THE PROBLEM:
Write out every entry precisely as given, leaving the pictures out.

SUPPLIED MATERIAL:
::::

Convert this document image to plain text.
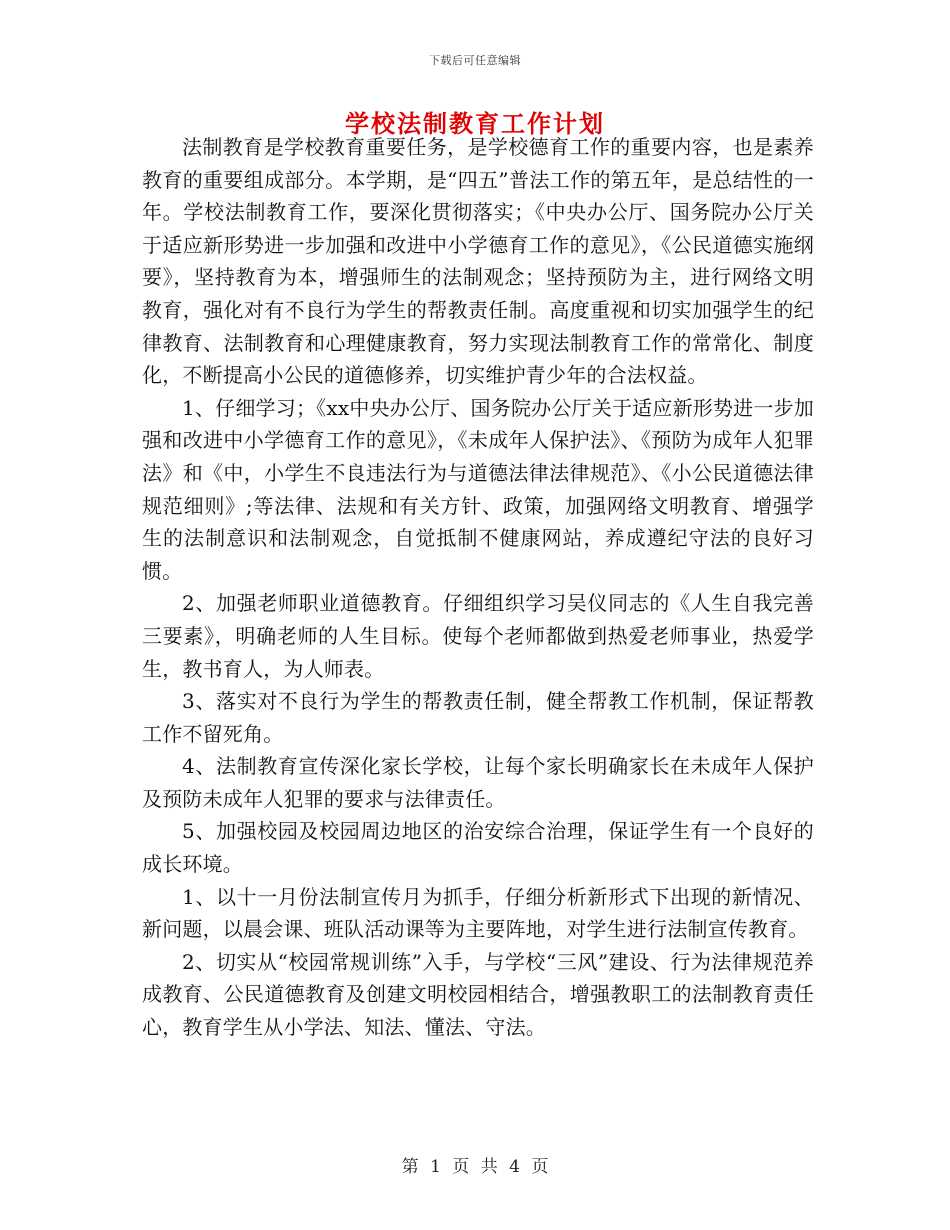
下载后可任意编辑
学校法制教育工作计划

法制教育是学校教育重要任务，是学校德育工作的重要内容，也是素养教育的重要组成部分。本学期，是“四五”普法工作的第五年，是总结性的一年。学校法制教育工作，要深化贯彻落实；《中央办公厅、国务院办公厅关于适应新形势进一步加强和改进中小学德育工作的意见》，《公民道德实施纲要》，坚持教育为本，增强师生的法制观念；坚持预防为主，进行网络文明教育，强化对有不良行为学生的帮教责任制。高度重视和切实加强学生的纪律教育、法制教育和心理健康教育，努力实现法制教育工作的常常化、制度化，不断提高小公民的道德修养，切实维护青少年的合法权益。

1、仔细学习；《xx中央办公厅、国务院办公厅关于适应新形势进一步加强和改进中小学德育工作的意见》，《未成年人保护法》、《预防为成年人犯罪法》和《中，小学生不良违法行为与道德法律法律规范》、《小公民道德法律规范细则》;等法律、法规和有关方针、政策，加强网络文明教育、增强学生的法制意识和法制观念，自觉抵制不健康网站，养成遵纪守法的良好习惯。

2、加强老师职业道德教育。仔细组织学习吴仪同志的《人生自我完善三要素》，明确老师的人生目标。使每个老师都做到热爱老师事业，热爱学生，教书育人，为人师表。

3、落实对不良行为学生的帮教责任制，健全帮教工作机制，保证帮教工作不留死角。

4、法制教育宣传深化家长学校，让每个家长明确家长在未成年人保护及预防未成年人犯罪的要求与法律责任。

5、加强校园及校园周边地区的治安综合治理，保证学生有一个良好的成长环境。

1、以十一月份法制宣传月为抓手，仔细分析新形式下出现的新情况、新问题，以晨会课、班队活动课等为主要阵地，对学生进行法制宣传教育。

2、切实从“校园常规训练”入手，与学校“三风”建设、行为法律规范养成教育、公民道德教育及创建文明校园相结合，增强教职工的法制教育责任心，教育学生从小学法、知法、懂法、守法。

第 1 页 共 4 页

::::

ANSWER FOR THE TASK:
Convert this document image to plain text.
下载后可任意编辑
学校法制教育工作计划

法制教育是学校教育重要任务，是学校德育工作的重要内容，也是素养教育的重要组成部分。本学期，是“四五”普法工作的第五年，是总结性的一年。学校法制教育工作，要深化贯彻落实；《中央办公厅、国务院办公厅关于适应新形势进一步加强和改进中小学德育工作的意见》，《公民道德实施纲要》，坚持教育为本，增强师生的法制观念；坚持预防为主，进行网络文明教育，强化对有不良行为学生的帮教责任制。高度重视和切实加强学生的纪律教育、法制教育和心理健康教育，努力实现法制教育工作的常常化、制度化，不断提高小公民的道德修养，切实维护青少年的合法权益。

1、仔细学习；《xx中央办公厅、国务院办公厅关于适应新形势进一步加强和改进中小学德育工作的意见》，《未成年人保护法》、《预防为成年人犯罪法》和《中，小学生不良违法行为与道德法律法律规范》、《小公民道德法律规范细则》;等法律、法规和有关方针、政策，加强网络文明教育、增强学生的法制意识和法制观念，自觉抵制不健康网站，养成遵纪守法的良好习惯。

2、加强老师职业道德教育。仔细组织学习吴仪同志的《人生自我完善三要素》，明确老师的人生目标。使每个老师都做到热爱老师事业，热爱学生，教书育人，为人师表。

3、落实对不良行为学生的帮教责任制，健全帮教工作机制，保证帮教工作不留死角。

4、法制教育宣传深化家长学校，让每个家长明确家长在未成年人保护及预防未成年人犯罪的要求与法律责任。

5、加强校园及校园周边地区的治安综合治理，保证学生有一个良好的成长环境。

1、以十一月份法制宣传月为抓手，仔细分析新形式下出现的新情况、新问题，以晨会课、班队活动课等为主要阵地，对学生进行法制宣传教育。

2、切实从“校园常规训练”入手，与学校“三风”建设、行为法律规范养成教育、公民道德教育及创建文明校园相结合，增强教职工的法制教育责任心，教育学生从小学法、知法、懂法、守法。

第 1 页 共 4 页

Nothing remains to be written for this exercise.